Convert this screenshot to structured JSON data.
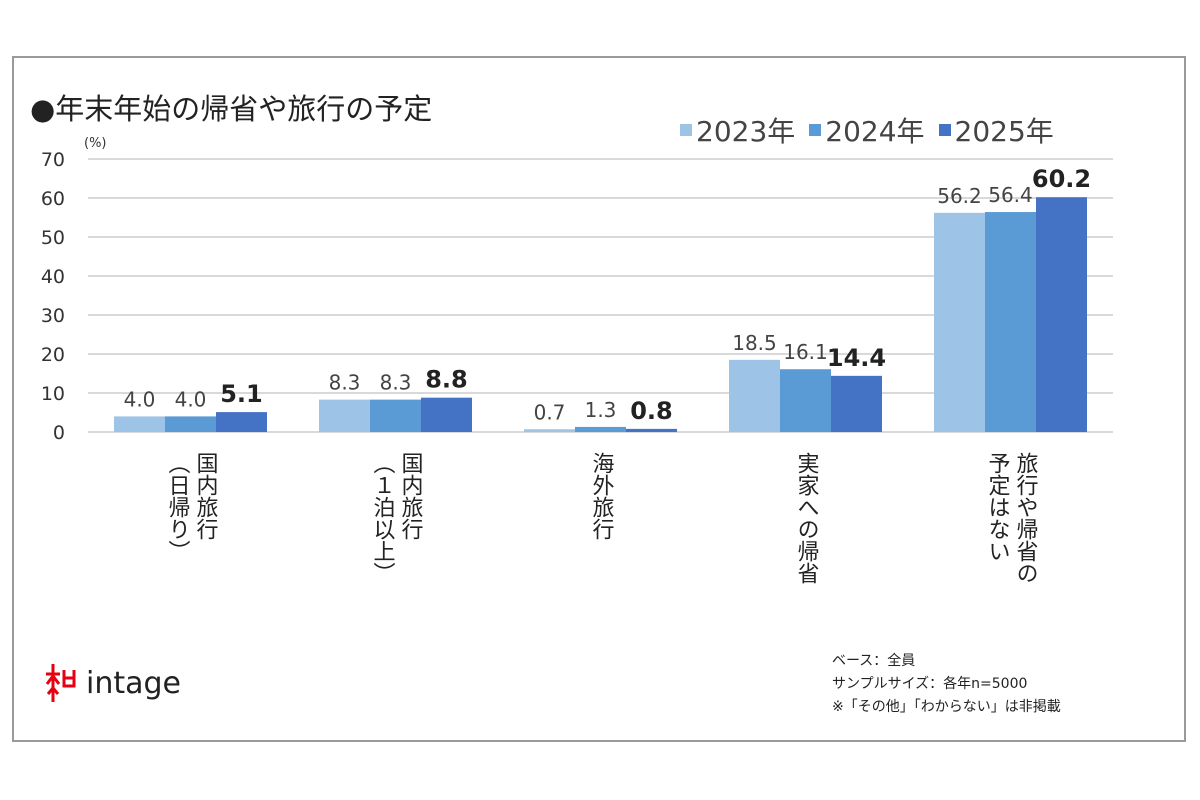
{
  "chart_data": {
    "type": "bar",
    "title": "●年末年始の帰省や旅行の予定",
    "ylabel": "(%)",
    "xlabel": "",
    "ylim": [
      0,
      70
    ],
    "yticks": [
      0,
      10,
      20,
      30,
      40,
      50,
      60,
      70
    ],
    "grid": true,
    "legend_position": "top-right",
    "categories": [
      [
        "国内旅行",
        "（日帰り）"
      ],
      [
        "国内旅行",
        "（１泊以上）"
      ],
      [
        "海外旅行"
      ],
      [
        "実家への帰省"
      ],
      [
        "旅行や帰省の",
        "予定はない"
      ]
    ],
    "series": [
      {
        "name": "2023年",
        "color": "#9dc3e6",
        "values": [
          4.0,
          8.3,
          0.7,
          18.5,
          56.2
        ],
        "labels": [
          "4.0",
          "8.3",
          "0.7",
          "18.5",
          "56.2"
        ]
      },
      {
        "name": "2024年",
        "color": "#5b9bd5",
        "values": [
          4.0,
          8.3,
          1.3,
          16.1,
          56.4
        ],
        "labels": [
          "4.0",
          "8.3",
          "1.3",
          "16.1",
          "56.4"
        ]
      },
      {
        "name": "2025年",
        "color": "#4472c4",
        "values": [
          5.1,
          8.8,
          0.8,
          14.4,
          60.2
        ],
        "labels": [
          "5.1",
          "8.8",
          "0.8",
          "14.4",
          "60.2"
        ]
      }
    ]
  },
  "notes": [
    "ベース：全員",
    "サンプルサイズ：各年n=5000",
    "※「その他」「わからない」は非掲載"
  ],
  "logo": {
    "text": "intage",
    "color": "#e60012"
  }
}
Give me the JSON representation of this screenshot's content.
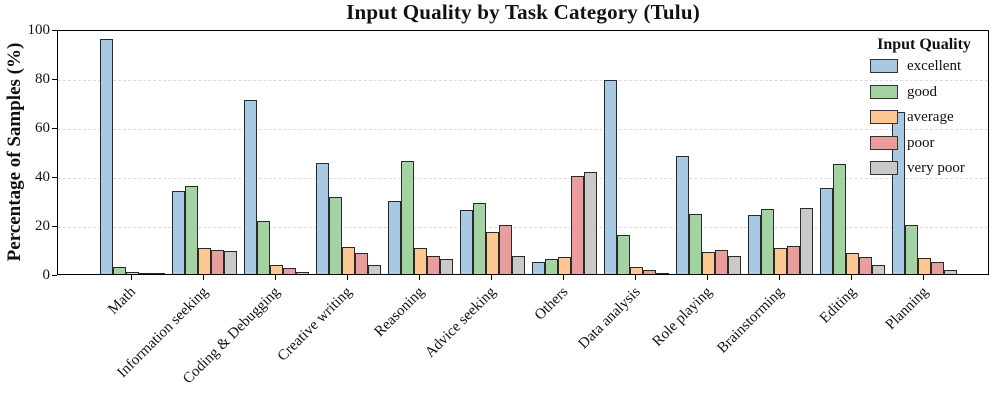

_What you will do_. Scan the entries above for the word "screenshot" and collect each line holding it.

_Solution to this task_.
Convert this screenshot to structured JSON data.
Give me the JSON representation of this screenshot's content.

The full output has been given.